- [What is being asked] Go through the data below and gather each line containing "Deployment".
_ _ _ _ _
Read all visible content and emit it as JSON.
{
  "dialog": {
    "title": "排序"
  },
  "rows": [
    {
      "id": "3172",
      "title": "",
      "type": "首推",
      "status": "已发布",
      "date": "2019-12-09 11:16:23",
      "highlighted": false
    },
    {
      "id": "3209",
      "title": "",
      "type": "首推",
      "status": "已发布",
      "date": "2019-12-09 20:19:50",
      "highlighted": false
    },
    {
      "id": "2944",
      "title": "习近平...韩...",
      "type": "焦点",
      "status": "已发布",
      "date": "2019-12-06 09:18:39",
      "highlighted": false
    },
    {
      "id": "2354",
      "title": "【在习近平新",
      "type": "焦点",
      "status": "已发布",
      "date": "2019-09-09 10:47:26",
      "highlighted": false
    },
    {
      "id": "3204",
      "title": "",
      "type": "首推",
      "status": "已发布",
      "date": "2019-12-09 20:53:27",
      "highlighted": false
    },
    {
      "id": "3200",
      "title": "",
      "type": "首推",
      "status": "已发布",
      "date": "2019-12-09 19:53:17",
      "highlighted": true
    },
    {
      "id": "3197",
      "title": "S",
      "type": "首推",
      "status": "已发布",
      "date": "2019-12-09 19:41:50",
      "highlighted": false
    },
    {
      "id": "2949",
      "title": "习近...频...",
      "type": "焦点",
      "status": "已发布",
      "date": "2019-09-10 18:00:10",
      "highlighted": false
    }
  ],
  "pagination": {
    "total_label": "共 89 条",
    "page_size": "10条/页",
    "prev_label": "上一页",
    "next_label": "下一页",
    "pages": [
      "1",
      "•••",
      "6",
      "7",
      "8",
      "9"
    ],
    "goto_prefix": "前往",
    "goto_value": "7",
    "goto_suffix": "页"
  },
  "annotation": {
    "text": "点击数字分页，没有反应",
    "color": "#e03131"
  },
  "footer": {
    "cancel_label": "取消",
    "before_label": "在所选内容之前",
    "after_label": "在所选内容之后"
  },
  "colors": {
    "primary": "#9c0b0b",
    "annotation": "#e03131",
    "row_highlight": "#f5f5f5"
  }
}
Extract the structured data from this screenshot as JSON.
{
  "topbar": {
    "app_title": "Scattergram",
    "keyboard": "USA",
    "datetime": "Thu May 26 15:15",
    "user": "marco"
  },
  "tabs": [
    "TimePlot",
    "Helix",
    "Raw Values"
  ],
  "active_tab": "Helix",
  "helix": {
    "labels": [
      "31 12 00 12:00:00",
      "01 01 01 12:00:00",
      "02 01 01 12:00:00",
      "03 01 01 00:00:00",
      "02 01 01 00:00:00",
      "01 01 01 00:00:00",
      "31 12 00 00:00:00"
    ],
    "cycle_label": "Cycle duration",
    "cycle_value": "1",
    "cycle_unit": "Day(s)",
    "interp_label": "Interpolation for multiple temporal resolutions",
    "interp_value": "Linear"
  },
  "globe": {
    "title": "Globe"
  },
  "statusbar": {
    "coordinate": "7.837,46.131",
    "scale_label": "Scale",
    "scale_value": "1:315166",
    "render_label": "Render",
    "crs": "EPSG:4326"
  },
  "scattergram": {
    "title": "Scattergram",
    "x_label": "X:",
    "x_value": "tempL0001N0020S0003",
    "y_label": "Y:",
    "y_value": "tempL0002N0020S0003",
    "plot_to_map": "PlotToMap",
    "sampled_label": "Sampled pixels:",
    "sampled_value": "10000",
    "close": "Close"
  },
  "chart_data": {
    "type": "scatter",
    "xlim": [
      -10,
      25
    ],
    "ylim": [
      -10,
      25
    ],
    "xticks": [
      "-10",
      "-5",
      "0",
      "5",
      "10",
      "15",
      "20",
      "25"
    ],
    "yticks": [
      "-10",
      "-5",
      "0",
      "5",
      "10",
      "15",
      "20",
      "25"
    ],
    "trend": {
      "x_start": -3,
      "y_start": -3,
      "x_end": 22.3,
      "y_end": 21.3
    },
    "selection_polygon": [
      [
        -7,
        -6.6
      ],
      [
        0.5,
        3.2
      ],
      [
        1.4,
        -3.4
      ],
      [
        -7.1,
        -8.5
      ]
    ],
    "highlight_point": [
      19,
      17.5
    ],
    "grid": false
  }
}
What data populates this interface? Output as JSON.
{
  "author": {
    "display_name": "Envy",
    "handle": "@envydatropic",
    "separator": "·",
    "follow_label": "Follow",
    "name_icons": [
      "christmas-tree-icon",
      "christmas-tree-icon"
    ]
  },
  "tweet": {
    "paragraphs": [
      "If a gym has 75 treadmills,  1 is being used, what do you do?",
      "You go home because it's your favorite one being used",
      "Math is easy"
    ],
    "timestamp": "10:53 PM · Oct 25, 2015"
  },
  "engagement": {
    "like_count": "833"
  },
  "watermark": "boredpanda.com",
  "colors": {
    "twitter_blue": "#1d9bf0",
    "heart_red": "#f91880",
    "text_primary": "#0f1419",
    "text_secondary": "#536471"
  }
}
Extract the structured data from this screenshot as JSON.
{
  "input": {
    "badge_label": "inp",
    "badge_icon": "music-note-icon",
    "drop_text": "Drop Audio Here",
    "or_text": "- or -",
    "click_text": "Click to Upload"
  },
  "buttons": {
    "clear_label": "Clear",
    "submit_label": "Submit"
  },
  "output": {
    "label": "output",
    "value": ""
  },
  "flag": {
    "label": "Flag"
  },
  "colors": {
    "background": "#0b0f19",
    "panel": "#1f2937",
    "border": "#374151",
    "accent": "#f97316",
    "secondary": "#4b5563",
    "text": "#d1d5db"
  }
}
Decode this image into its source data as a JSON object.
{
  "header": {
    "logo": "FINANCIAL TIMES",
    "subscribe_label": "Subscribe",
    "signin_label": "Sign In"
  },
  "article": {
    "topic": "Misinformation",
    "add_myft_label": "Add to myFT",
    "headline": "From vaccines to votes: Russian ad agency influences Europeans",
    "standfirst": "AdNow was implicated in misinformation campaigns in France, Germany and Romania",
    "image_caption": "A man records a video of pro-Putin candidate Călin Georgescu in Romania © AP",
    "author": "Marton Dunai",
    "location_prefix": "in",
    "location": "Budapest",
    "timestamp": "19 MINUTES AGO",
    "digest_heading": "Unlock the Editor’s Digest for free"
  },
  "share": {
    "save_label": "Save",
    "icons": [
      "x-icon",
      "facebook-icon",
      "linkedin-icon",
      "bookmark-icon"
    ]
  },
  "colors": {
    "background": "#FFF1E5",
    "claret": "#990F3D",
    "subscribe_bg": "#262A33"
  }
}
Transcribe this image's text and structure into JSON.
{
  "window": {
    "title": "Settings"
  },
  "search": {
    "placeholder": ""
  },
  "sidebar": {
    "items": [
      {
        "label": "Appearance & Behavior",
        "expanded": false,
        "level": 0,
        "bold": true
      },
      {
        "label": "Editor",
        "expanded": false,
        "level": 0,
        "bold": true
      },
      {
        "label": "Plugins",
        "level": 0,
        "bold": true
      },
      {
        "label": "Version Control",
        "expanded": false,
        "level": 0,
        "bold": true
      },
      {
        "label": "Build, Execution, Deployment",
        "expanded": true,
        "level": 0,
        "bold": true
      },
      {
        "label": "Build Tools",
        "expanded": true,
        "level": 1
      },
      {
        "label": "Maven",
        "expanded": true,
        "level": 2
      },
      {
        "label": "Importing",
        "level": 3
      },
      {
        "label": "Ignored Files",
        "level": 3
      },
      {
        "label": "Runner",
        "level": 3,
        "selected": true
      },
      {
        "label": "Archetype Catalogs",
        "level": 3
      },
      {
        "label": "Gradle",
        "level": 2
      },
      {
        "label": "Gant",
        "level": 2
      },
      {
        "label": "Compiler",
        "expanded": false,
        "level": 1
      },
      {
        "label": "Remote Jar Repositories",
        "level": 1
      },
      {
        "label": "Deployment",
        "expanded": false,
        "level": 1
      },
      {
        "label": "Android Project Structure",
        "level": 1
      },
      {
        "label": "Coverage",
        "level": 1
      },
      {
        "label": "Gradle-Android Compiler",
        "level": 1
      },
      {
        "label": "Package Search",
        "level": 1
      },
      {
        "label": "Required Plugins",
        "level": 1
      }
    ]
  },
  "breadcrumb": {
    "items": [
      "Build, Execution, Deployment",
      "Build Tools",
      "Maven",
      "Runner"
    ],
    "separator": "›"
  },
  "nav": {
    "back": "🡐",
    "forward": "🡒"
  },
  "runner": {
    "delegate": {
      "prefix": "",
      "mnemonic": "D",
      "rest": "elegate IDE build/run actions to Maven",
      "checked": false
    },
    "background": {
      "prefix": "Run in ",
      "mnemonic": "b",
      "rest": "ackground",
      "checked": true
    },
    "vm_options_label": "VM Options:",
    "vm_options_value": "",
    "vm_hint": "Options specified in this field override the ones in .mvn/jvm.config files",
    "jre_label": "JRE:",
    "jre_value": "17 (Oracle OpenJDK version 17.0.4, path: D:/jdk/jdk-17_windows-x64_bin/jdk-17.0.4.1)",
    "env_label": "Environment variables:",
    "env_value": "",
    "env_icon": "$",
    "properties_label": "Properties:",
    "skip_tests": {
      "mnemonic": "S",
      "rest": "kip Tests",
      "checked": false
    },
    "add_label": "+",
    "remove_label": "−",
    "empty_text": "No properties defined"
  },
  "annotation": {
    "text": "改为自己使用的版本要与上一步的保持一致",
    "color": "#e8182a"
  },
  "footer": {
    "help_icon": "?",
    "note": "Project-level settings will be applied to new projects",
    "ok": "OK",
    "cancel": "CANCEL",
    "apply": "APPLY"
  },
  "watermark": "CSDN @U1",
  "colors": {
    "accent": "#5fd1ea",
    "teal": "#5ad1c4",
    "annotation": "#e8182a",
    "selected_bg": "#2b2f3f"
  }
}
_ _ _ _ _
- [Final answer]
        "label": "Build, Execution, Deployment",
        "label": "Deployment",
      "Build, Execution, Deployment",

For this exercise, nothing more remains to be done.